↓
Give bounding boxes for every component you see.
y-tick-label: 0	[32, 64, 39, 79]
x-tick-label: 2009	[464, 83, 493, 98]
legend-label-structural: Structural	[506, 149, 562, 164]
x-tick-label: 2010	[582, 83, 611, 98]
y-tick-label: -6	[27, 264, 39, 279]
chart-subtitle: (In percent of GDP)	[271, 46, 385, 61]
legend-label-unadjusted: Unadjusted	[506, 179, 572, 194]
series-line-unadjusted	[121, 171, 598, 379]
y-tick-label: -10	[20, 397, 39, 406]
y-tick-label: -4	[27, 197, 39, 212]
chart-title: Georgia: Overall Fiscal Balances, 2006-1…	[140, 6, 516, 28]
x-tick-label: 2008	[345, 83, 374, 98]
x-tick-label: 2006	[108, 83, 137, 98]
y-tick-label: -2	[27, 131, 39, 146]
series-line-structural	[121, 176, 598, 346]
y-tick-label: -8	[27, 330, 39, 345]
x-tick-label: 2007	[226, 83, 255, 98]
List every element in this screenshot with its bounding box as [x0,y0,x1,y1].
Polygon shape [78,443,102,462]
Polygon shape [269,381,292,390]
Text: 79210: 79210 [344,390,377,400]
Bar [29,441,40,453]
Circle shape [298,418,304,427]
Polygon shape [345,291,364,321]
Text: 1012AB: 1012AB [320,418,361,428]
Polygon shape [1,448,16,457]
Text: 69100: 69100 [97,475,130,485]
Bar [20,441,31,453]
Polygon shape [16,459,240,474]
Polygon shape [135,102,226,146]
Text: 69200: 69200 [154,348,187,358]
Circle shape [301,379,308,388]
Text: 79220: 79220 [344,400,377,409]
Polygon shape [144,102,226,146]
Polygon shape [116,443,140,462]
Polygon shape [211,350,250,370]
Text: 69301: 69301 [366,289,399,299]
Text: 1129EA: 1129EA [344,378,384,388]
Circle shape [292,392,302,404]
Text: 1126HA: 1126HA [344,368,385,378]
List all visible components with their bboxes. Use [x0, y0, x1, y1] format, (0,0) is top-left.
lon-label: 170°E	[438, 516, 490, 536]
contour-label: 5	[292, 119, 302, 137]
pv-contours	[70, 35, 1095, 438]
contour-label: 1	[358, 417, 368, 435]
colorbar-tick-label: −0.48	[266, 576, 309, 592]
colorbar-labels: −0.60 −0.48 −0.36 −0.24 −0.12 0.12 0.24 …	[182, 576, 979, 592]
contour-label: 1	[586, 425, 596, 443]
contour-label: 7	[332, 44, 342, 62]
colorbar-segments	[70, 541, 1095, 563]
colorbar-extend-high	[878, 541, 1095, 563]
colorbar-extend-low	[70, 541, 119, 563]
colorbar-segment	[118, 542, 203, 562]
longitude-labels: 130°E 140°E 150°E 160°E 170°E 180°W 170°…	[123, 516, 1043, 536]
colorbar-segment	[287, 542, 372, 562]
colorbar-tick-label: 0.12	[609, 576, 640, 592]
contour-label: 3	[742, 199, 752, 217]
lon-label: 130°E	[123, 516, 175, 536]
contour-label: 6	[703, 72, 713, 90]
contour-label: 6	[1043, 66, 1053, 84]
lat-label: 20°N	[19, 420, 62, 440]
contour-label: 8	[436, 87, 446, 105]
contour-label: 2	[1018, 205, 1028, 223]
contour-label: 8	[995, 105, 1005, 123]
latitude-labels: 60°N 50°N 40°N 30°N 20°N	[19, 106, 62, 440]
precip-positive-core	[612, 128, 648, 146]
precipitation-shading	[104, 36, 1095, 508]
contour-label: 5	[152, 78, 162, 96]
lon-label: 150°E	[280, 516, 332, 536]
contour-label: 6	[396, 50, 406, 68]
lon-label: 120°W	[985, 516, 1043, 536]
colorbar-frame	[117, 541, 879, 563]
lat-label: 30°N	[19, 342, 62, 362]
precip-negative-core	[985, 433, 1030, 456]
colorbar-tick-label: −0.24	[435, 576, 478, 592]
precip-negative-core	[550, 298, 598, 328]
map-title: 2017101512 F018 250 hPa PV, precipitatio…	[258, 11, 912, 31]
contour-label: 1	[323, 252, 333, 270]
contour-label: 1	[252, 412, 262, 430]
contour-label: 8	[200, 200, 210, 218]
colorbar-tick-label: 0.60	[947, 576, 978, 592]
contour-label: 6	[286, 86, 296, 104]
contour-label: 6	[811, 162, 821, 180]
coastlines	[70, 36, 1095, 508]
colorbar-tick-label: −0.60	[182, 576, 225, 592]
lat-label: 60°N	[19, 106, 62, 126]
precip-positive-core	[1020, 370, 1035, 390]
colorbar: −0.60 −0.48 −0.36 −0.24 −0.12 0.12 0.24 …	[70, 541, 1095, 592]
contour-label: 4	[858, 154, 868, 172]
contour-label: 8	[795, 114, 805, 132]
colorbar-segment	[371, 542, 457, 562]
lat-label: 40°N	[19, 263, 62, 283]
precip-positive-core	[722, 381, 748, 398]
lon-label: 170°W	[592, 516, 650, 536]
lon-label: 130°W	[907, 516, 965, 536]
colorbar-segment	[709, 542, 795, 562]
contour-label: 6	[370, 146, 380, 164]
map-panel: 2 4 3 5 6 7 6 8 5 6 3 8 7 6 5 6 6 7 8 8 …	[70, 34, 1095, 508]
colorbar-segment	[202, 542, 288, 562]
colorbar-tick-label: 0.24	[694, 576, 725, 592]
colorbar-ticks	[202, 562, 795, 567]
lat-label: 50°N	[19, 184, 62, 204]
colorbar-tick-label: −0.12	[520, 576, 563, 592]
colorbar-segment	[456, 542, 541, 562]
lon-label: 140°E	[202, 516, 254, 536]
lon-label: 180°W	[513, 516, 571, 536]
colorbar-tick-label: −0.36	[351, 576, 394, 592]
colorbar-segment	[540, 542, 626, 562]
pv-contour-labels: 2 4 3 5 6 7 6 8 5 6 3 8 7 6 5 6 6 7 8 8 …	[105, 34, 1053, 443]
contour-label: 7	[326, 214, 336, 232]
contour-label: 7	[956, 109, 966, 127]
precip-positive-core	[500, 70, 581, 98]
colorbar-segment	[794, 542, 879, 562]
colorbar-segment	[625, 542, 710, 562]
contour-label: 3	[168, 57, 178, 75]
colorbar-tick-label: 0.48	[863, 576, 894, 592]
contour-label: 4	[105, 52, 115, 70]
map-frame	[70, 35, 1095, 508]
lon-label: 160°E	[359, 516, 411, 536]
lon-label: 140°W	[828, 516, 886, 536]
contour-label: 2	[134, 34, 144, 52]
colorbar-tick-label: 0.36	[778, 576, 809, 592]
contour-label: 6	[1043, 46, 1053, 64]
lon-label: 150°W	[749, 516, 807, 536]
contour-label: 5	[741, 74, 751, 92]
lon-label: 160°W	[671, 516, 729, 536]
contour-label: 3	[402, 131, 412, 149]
↑
● **Job**:
Return every line of the records that contains the string "core", matching case exactly.

● **Answer in full**:
precip-positive-core	[612, 128, 648, 146]
precip-negative-core	[985, 433, 1030, 456]
precip-negative-core	[550, 298, 598, 328]
precip-positive-core	[1020, 370, 1035, 390]
precip-positive-core	[722, 381, 748, 398]
precip-positive-core	[500, 70, 581, 98]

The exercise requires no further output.